Records for the task:
>> start

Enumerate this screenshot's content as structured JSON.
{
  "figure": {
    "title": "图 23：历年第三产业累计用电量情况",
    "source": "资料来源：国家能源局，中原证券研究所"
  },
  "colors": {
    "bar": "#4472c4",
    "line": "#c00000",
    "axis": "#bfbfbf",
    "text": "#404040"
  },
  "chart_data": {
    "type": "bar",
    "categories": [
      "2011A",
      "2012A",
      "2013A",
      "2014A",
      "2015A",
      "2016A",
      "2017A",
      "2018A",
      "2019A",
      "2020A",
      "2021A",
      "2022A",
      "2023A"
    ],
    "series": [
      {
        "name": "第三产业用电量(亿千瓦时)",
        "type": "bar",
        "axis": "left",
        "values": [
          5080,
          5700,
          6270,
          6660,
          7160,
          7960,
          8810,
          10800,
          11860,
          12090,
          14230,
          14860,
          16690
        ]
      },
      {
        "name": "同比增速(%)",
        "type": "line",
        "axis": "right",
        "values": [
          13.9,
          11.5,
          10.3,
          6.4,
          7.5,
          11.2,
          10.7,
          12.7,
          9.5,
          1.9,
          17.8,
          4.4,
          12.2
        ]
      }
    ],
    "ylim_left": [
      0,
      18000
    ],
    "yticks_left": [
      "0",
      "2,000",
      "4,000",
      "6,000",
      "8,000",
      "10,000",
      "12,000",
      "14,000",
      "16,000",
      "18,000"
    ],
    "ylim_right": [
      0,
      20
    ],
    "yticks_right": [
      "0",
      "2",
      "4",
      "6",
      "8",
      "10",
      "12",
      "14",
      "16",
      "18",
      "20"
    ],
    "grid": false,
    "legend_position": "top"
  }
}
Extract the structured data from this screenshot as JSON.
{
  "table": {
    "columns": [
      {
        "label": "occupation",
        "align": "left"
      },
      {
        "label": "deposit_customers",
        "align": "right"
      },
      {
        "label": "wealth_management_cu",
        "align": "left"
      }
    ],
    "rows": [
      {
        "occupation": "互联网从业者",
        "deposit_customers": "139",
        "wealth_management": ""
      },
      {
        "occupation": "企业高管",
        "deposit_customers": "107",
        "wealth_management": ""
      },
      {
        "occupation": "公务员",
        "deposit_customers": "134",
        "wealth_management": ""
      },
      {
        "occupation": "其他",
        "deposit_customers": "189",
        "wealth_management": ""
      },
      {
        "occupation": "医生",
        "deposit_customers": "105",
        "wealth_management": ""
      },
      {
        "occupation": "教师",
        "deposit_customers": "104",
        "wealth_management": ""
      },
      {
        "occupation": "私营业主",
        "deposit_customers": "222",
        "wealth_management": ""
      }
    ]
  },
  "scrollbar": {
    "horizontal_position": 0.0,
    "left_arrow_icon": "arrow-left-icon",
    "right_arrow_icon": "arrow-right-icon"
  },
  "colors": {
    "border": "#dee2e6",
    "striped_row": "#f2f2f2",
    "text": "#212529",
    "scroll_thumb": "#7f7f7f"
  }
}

>> end

Written problem:
Reply with only the number of lines in the material above where the string "this" appears.

Final answer:
2